Figure record listings:
/---

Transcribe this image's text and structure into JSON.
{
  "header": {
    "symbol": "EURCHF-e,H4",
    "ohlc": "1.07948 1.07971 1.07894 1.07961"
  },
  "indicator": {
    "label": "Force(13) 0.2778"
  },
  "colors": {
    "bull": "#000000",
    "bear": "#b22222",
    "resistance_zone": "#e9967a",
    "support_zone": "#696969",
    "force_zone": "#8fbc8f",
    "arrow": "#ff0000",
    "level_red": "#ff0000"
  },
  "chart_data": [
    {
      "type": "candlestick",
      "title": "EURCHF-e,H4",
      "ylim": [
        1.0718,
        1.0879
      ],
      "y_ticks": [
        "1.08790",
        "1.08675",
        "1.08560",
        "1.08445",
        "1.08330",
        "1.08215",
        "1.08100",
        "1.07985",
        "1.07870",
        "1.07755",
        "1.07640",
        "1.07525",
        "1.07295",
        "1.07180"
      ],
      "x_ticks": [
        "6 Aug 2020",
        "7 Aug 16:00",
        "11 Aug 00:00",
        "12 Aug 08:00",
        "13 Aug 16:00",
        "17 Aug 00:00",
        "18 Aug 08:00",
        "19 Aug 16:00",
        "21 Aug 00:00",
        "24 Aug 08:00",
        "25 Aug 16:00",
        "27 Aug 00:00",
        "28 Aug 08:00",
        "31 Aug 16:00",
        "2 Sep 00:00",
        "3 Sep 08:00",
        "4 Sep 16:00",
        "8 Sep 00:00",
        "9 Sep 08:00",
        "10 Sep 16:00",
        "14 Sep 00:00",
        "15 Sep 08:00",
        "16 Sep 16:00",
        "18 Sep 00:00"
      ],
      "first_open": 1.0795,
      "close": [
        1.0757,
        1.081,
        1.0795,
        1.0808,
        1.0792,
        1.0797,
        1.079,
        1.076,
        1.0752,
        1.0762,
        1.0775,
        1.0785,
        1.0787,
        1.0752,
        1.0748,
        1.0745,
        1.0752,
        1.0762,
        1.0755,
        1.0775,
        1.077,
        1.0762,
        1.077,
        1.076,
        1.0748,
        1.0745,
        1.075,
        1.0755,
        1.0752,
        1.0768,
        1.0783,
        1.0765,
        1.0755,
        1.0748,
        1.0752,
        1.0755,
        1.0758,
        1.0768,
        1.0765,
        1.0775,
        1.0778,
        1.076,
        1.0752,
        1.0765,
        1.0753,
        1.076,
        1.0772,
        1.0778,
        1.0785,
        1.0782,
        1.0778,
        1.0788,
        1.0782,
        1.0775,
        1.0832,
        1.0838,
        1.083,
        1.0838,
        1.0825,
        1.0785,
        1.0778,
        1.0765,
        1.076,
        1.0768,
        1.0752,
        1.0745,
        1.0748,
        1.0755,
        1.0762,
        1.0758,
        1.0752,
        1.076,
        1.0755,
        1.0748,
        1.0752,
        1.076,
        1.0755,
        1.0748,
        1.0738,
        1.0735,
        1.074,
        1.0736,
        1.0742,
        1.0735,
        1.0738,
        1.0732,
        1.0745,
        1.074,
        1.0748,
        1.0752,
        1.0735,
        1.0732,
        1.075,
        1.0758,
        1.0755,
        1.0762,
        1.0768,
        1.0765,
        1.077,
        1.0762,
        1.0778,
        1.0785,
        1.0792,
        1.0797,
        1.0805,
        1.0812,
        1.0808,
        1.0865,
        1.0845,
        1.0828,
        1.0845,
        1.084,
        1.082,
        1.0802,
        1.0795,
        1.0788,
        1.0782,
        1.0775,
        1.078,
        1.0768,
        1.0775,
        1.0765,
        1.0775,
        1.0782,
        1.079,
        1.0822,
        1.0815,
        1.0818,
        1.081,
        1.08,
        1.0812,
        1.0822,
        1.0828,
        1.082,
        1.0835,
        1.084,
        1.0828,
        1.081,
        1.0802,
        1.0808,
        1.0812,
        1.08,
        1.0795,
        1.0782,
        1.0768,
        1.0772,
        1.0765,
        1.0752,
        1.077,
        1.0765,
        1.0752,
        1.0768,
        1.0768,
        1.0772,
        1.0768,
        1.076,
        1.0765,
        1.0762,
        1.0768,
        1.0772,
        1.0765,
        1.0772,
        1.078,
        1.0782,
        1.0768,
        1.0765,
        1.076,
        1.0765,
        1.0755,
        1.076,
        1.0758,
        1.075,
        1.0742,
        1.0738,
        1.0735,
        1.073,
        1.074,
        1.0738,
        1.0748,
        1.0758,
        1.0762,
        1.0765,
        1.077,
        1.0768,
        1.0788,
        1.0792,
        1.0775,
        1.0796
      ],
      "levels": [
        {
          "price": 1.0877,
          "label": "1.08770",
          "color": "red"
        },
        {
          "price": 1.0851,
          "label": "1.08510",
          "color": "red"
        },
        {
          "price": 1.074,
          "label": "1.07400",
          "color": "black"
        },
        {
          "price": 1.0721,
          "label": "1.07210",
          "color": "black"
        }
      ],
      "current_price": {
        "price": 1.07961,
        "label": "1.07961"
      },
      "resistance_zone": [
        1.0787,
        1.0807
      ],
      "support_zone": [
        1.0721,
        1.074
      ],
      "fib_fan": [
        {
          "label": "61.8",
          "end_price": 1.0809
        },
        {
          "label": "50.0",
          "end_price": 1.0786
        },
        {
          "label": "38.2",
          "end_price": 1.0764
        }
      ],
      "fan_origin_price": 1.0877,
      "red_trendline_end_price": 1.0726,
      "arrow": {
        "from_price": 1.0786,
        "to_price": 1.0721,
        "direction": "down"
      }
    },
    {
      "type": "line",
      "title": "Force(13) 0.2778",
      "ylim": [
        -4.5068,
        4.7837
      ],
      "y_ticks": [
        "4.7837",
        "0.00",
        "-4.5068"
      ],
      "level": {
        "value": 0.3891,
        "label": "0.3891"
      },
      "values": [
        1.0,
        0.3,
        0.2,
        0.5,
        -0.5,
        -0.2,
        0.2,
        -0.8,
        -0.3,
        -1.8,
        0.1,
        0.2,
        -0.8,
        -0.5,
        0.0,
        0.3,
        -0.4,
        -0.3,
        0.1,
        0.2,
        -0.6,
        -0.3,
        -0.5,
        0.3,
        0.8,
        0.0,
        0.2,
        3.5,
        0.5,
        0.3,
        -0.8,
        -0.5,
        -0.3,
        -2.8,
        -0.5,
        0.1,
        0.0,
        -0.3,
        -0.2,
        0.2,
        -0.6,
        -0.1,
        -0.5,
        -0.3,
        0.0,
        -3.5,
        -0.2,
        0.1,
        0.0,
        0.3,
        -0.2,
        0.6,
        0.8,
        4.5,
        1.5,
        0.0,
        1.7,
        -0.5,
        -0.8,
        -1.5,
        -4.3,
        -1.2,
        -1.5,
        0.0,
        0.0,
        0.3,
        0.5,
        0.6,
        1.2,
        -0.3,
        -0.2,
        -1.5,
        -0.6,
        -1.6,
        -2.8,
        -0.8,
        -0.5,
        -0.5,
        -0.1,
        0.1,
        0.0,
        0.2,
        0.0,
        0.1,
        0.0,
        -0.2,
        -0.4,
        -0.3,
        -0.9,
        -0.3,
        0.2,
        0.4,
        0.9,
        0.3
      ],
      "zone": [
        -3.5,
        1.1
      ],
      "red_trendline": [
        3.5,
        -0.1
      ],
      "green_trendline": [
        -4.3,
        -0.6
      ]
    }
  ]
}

\---

» **YOUR INSTRUCTIONS**: From the first line to the last, retype the data exactly.

» **ANSWER TO THE TASK**:
Transcribe this image's text and structure into JSON.
{
  "header": {
    "symbol": "EURCHF-e,H4",
    "ohlc": "1.07948 1.07971 1.07894 1.07961"
  },
  "indicator": {
    "label": "Force(13) 0.2778"
  },
  "colors": {
    "bull": "#000000",
    "bear": "#b22222",
    "resistance_zone": "#e9967a",
    "support_zone": "#696969",
    "force_zone": "#8fbc8f",
    "arrow": "#ff0000",
    "level_red": "#ff0000"
  },
  "chart_data": [
    {
      "type": "candlestick",
      "title": "EURCHF-e,H4",
      "ylim": [
        1.0718,
        1.0879
      ],
      "y_ticks": [
        "1.08790",
        "1.08675",
        "1.08560",
        "1.08445",
        "1.08330",
        "1.08215",
        "1.08100",
        "1.07985",
        "1.07870",
        "1.07755",
        "1.07640",
        "1.07525",
        "1.07295",
        "1.07180"
      ],
      "x_ticks": [
        "6 Aug 2020",
        "7 Aug 16:00",
        "11 Aug 00:00",
        "12 Aug 08:00",
        "13 Aug 16:00",
        "17 Aug 00:00",
        "18 Aug 08:00",
        "19 Aug 16:00",
        "21 Aug 00:00",
        "24 Aug 08:00",
        "25 Aug 16:00",
        "27 Aug 00:00",
        "28 Aug 08:00",
        "31 Aug 16:00",
        "2 Sep 00:00",
        "3 Sep 08:00",
        "4 Sep 16:00",
        "8 Sep 00:00",
        "9 Sep 08:00",
        "10 Sep 16:00",
        "14 Sep 00:00",
        "15 Sep 08:00",
        "16 Sep 16:00",
        "18 Sep 00:00"
      ],
      "first_open": 1.0795,
      "close": [
        1.0757,
        1.081,
        1.0795,
        1.0808,
        1.0792,
        1.0797,
        1.079,
        1.076,
        1.0752,
        1.0762,
        1.0775,
        1.0785,
        1.0787,
        1.0752,
        1.0748,
        1.0745,
        1.0752,
        1.0762,
        1.0755,
        1.0775,
        1.077,
        1.0762,
        1.077,
        1.076,
        1.0748,
        1.0745,
        1.075,
        1.0755,
        1.0752,
        1.0768,
        1.0783,
        1.0765,
        1.0755,
        1.0748,
        1.0752,
        1.0755,
        1.0758,
        1.0768,
        1.0765,
        1.0775,
        1.0778,
        1.076,
        1.0752,
        1.0765,
        1.0753,
        1.076,
        1.0772,
        1.0778,
        1.0785,
        1.0782,
        1.0778,
        1.0788,
        1.0782,
        1.0775,
        1.0832,
        1.0838,
        1.083,
        1.0838,
        1.0825,
        1.0785,
        1.0778,
        1.0765,
        1.076,
        1.0768,
        1.0752,
        1.0745,
        1.0748,
        1.0755,
        1.0762,
        1.0758,
        1.0752,
        1.076,
        1.0755,
        1.0748,
        1.0752,
        1.076,
        1.0755,
        1.0748,
        1.0738,
        1.0735,
        1.074,
        1.0736,
        1.0742,
        1.0735,
        1.0738,
        1.0732,
        1.0745,
        1.074,
        1.0748,
        1.0752,
        1.0735,
        1.0732,
        1.075,
        1.0758,
        1.0755,
        1.0762,
        1.0768,
        1.0765,
        1.077,
        1.0762,
        1.0778,
        1.0785,
        1.0792,
        1.0797,
        1.0805,
        1.0812,
        1.0808,
        1.0865,
        1.0845,
        1.0828,
        1.0845,
        1.084,
        1.082,
        1.0802,
        1.0795,
        1.0788,
        1.0782,
        1.0775,
        1.078,
        1.0768,
        1.0775,
        1.0765,
        1.0775,
        1.0782,
        1.079,
        1.0822,
        1.0815,
        1.0818,
        1.081,
        1.08,
        1.0812,
        1.0822,
        1.0828,
        1.082,
        1.0835,
        1.084,
        1.0828,
        1.081,
        1.0802,
        1.0808,
        1.0812,
        1.08,
        1.0795,
        1.0782,
        1.0768,
        1.0772,
        1.0765,
        1.0752,
        1.077,
        1.0765,
        1.0752,
        1.0768,
        1.0768,
        1.0772,
        1.0768,
        1.076,
        1.0765,
        1.0762,
        1.0768,
        1.0772,
        1.0765,
        1.0772,
        1.078,
        1.0782,
        1.0768,
        1.0765,
        1.076,
        1.0765,
        1.0755,
        1.076,
        1.0758,
        1.075,
        1.0742,
        1.0738,
        1.0735,
        1.073,
        1.074,
        1.0738,
        1.0748,
        1.0758,
        1.0762,
        1.0765,
        1.077,
        1.0768,
        1.0788,
        1.0792,
        1.0775,
        1.0796
      ],
      "levels": [
        {
          "price": 1.0877,
          "label": "1.08770",
          "color": "red"
        },
        {
          "price": 1.0851,
          "label": "1.08510",
          "color": "red"
        },
        {
          "price": 1.074,
          "label": "1.07400",
          "color": "black"
        },
        {
          "price": 1.0721,
          "label": "1.07210",
          "color": "black"
        }
      ],
      "current_price": {
        "price": 1.07961,
        "label": "1.07961"
      },
      "resistance_zone": [
        1.0787,
        1.0807
      ],
      "support_zone": [
        1.0721,
        1.074
      ],
      "fib_fan": [
        {
          "label": "61.8",
          "end_price": 1.0809
        },
        {
          "label": "50.0",
          "end_price": 1.0786
        },
        {
          "label": "38.2",
          "end_price": 1.0764
        }
      ],
      "fan_origin_price": 1.0877,
      "red_trendline_end_price": 1.0726,
      "arrow": {
        "from_price": 1.0786,
        "to_price": 1.0721,
        "direction": "down"
      }
    },
    {
      "type": "line",
      "title": "Force(13) 0.2778",
      "ylim": [
        -4.5068,
        4.7837
      ],
      "y_ticks": [
        "4.7837",
        "0.00",
        "-4.5068"
      ],
      "level": {
        "value": 0.3891,
        "label": "0.3891"
      },
      "values": [
        1.0,
        0.3,
        0.2,
        0.5,
        -0.5,
        -0.2,
        0.2,
        -0.8,
        -0.3,
        -1.8,
        0.1,
        0.2,
        -0.8,
        -0.5,
        0.0,
        0.3,
        -0.4,
        -0.3,
        0.1,
        0.2,
        -0.6,
        -0.3,
        -0.5,
        0.3,
        0.8,
        0.0,
        0.2,
        3.5,
        0.5,
        0.3,
        -0.8,
        -0.5,
        -0.3,
        -2.8,
        -0.5,
        0.1,
        0.0,
        -0.3,
        -0.2,
        0.2,
        -0.6,
        -0.1,
        -0.5,
        -0.3,
        0.0,
        -3.5,
        -0.2,
        0.1,
        0.0,
        0.3,
        -0.2,
        0.6,
        0.8,
        4.5,
        1.5,
        0.0,
        1.7,
        -0.5,
        -0.8,
        -1.5,
        -4.3,
        -1.2,
        -1.5,
        0.0,
        0.0,
        0.3,
        0.5,
        0.6,
        1.2,
        -0.3,
        -0.2,
        -1.5,
        -0.6,
        -1.6,
        -2.8,
        -0.8,
        -0.5,
        -0.5,
        -0.1,
        0.1,
        0.0,
        0.2,
        0.0,
        0.1,
        0.0,
        -0.2,
        -0.4,
        -0.3,
        -0.9,
        -0.3,
        0.2,
        0.4,
        0.9,
        0.3
      ],
      "zone": [
        -3.5,
        1.1
      ],
      "red_trendline": [
        3.5,
        -0.1
      ],
      "green_trendline": [
        -4.3,
        -0.6
      ]
    }
  ]
}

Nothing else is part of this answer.